── Supplied entries
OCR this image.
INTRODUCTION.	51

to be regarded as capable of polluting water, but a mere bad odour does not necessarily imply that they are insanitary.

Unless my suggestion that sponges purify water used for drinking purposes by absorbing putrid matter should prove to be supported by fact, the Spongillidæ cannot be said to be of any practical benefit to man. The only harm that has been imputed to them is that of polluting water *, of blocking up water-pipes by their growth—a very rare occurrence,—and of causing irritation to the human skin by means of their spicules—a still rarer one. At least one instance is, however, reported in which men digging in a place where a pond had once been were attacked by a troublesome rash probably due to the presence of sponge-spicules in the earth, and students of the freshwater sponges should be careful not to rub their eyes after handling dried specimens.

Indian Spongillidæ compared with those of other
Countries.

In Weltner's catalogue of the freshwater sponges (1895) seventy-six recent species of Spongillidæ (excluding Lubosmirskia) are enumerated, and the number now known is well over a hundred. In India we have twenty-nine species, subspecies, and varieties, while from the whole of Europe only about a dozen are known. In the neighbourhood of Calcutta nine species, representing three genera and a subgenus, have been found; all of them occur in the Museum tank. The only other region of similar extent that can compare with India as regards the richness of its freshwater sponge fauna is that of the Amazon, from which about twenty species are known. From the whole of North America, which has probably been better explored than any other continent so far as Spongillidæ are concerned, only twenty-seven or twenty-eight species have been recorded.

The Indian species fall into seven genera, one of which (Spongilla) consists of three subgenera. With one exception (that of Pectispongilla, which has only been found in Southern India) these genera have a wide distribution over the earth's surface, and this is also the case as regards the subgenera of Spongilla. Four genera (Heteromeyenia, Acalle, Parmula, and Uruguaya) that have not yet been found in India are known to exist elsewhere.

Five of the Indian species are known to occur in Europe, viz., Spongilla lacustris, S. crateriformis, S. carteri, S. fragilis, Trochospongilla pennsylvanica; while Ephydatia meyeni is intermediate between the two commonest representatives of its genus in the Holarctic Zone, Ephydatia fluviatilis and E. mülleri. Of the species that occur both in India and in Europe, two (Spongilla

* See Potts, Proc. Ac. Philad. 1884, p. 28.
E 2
────
**Required work**: Return only the number of lines in the data above that include the word "other".

**Worked solution**: 2